▶ **EXERCISE**:
Extract, from the listing that follows, each line containing the word "leave".
## START SUPPLIED MATERIAL
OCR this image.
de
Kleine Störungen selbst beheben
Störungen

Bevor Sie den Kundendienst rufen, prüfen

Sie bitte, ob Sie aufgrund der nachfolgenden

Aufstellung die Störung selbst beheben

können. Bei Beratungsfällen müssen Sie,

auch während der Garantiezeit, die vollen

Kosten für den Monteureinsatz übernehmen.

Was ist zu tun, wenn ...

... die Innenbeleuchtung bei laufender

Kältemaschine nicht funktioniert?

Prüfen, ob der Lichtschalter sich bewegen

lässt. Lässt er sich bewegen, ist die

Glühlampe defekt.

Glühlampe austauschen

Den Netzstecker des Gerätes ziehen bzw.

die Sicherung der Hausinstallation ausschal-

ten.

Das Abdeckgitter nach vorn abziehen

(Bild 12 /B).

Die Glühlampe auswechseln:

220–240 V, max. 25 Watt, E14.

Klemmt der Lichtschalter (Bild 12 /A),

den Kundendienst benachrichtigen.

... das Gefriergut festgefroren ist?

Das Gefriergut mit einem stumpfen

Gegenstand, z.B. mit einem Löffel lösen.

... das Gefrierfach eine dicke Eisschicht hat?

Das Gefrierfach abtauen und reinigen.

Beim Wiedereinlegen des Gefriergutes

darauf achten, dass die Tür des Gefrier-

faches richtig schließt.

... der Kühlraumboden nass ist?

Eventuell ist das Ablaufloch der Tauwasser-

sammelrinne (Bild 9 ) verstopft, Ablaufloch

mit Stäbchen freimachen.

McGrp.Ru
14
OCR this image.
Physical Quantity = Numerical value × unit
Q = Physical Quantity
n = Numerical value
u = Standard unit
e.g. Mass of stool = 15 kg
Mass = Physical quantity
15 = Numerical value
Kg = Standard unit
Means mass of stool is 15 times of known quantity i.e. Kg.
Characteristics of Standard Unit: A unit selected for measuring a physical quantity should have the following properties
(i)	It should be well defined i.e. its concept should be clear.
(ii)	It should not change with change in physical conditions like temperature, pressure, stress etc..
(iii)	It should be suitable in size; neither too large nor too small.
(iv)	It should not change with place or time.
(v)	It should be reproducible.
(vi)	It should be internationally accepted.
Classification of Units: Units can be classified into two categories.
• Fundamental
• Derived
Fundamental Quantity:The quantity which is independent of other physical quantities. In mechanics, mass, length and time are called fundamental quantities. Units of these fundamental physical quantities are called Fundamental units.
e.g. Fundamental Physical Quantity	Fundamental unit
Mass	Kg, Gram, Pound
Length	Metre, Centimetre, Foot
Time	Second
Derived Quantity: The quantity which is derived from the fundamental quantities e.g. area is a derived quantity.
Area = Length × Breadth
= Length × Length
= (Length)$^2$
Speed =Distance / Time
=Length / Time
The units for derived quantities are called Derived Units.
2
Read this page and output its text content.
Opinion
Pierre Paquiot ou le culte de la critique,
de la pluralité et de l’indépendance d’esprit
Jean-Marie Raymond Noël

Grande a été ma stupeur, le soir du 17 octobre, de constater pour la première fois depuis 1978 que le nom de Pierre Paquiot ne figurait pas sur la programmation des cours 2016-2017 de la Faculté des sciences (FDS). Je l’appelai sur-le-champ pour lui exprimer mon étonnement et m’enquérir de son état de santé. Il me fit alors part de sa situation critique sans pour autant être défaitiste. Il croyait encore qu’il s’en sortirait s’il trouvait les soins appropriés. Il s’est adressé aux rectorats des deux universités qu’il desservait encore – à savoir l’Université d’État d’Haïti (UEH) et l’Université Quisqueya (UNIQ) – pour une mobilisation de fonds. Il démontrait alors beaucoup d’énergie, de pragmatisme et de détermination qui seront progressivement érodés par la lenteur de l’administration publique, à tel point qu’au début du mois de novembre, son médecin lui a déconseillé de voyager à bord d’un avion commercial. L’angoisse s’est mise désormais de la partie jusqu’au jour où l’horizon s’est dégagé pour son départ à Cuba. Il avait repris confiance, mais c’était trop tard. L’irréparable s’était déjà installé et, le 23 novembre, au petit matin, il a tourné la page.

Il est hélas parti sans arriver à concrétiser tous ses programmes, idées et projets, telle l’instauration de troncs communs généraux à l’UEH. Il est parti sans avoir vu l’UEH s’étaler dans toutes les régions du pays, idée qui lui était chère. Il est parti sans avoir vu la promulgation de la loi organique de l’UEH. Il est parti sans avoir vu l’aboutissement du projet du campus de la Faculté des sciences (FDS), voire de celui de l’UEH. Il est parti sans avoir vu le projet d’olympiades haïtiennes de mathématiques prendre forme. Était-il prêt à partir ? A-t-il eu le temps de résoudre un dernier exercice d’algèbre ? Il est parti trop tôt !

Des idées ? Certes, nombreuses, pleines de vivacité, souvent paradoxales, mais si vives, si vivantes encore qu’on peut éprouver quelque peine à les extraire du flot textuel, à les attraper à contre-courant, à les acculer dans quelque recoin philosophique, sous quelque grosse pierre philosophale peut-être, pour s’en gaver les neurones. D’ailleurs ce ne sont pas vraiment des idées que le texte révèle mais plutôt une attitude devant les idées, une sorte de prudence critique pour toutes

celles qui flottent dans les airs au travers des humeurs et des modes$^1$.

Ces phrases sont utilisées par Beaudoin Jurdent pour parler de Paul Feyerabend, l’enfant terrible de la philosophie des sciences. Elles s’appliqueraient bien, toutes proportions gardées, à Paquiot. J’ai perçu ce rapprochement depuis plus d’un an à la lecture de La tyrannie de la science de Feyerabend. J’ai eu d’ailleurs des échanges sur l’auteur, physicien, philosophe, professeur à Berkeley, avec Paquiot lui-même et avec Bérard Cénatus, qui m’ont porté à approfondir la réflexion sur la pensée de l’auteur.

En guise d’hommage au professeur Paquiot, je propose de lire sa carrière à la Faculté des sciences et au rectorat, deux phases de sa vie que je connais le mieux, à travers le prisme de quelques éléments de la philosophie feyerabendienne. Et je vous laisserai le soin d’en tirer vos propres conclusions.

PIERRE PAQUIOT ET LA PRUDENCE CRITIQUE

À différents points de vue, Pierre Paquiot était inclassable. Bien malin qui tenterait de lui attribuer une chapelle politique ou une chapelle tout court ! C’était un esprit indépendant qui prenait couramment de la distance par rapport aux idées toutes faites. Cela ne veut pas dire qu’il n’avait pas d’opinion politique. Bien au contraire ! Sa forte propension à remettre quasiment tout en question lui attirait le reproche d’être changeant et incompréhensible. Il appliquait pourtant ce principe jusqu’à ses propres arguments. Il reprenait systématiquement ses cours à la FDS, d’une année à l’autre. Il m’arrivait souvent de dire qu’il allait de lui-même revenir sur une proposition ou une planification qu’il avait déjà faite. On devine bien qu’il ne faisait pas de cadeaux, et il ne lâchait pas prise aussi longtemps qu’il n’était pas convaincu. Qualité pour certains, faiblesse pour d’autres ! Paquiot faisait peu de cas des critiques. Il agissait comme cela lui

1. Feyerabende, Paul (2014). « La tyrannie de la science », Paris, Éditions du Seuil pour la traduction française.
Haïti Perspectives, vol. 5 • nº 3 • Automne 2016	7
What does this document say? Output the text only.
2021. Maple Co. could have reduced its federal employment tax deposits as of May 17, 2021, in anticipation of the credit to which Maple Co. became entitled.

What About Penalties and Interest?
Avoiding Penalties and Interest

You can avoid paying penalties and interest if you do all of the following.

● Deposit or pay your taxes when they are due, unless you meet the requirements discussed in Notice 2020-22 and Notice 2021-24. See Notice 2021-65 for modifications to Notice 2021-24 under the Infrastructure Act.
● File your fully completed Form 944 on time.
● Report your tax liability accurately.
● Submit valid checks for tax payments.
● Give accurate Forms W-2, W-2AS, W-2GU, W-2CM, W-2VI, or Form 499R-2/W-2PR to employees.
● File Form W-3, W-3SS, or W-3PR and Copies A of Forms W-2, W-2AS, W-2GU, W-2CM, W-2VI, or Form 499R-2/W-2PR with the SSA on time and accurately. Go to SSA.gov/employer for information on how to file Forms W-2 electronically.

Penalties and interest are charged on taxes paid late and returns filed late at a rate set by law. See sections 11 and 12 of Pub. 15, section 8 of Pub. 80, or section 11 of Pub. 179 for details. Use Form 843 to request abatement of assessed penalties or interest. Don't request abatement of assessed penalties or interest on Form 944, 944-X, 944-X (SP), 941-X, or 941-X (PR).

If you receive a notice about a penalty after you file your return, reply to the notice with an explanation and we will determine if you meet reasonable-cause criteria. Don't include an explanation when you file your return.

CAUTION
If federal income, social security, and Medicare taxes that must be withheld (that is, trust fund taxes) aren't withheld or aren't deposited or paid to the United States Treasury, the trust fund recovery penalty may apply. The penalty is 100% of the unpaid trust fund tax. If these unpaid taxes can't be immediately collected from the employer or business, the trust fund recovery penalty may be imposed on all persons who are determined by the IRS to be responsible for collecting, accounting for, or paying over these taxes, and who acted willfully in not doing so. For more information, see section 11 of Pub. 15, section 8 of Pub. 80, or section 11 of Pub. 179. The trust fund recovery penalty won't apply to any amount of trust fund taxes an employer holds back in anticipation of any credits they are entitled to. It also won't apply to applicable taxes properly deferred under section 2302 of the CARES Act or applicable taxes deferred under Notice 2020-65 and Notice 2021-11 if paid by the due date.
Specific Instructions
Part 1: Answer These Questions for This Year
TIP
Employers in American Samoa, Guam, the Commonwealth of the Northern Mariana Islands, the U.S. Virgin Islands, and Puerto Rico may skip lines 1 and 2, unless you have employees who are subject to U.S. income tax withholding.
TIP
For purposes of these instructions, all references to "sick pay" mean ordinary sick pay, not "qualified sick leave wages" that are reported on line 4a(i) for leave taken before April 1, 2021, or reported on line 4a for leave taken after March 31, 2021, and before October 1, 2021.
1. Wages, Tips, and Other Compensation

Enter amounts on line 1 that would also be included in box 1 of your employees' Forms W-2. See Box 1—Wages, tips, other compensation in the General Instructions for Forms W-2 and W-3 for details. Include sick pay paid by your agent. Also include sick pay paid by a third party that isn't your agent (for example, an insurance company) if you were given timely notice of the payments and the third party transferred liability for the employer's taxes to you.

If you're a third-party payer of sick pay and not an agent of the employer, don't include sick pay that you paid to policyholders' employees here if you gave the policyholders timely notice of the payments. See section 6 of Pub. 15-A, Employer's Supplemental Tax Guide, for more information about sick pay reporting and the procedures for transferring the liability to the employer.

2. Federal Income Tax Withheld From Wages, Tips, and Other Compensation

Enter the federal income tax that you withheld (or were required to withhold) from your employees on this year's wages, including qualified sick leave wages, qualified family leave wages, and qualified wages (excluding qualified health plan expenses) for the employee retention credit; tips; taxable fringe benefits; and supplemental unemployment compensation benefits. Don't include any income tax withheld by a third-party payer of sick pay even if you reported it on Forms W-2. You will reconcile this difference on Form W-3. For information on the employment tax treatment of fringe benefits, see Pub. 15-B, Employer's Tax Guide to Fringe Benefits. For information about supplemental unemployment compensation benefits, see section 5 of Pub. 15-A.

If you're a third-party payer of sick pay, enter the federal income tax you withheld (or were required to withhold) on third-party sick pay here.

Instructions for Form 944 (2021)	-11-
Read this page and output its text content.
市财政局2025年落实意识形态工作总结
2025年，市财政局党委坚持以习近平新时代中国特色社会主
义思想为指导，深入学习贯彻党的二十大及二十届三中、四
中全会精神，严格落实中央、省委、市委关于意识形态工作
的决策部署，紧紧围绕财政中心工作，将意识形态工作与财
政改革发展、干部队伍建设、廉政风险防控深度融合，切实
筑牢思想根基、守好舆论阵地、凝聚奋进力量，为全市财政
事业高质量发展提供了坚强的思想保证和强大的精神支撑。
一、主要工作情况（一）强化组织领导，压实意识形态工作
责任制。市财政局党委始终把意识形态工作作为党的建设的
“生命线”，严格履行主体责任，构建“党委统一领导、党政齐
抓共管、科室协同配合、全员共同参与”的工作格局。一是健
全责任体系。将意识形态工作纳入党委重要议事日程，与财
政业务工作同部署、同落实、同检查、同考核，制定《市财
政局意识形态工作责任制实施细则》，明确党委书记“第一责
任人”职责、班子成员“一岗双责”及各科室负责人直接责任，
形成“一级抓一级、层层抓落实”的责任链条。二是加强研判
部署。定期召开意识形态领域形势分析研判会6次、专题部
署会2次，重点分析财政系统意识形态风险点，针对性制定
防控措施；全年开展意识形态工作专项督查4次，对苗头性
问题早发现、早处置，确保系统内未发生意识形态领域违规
## END SUPPLIED MATERIAL
▶ **OUTPUT OF THE EXERCISE**:
For purposes of these instructions, all references to "sick pay" mean ordinary sick pay, not "qualified sick leave wages" that are reported on line 4a(i) for leave taken before April 1, 2021, or reported on line 4a for leave taken after March 31, 2021, and before October 1, 2021.
Enter the federal income tax that you withheld (or were required to withhold) from your employees on this year's wages, including qualified sick leave wages, qualified family leave wages, and qualified wages (excluding qualified health plan expenses) for the employee retention credit; tips; taxable fringe benefits; and supplemental unemployment compensation benefits. Don't include any income tax withheld by a third-party payer of sick pay even if you reported it on Forms W-2. You will reconcile this difference on Form W-3. For information on the employment tax treatment of fringe benefits, see Pub. 15-B, Employer's Tax Guide to Fringe Benefits. For information about supplemental unemployment compensation benefits, see section 5 of Pub. 15-A.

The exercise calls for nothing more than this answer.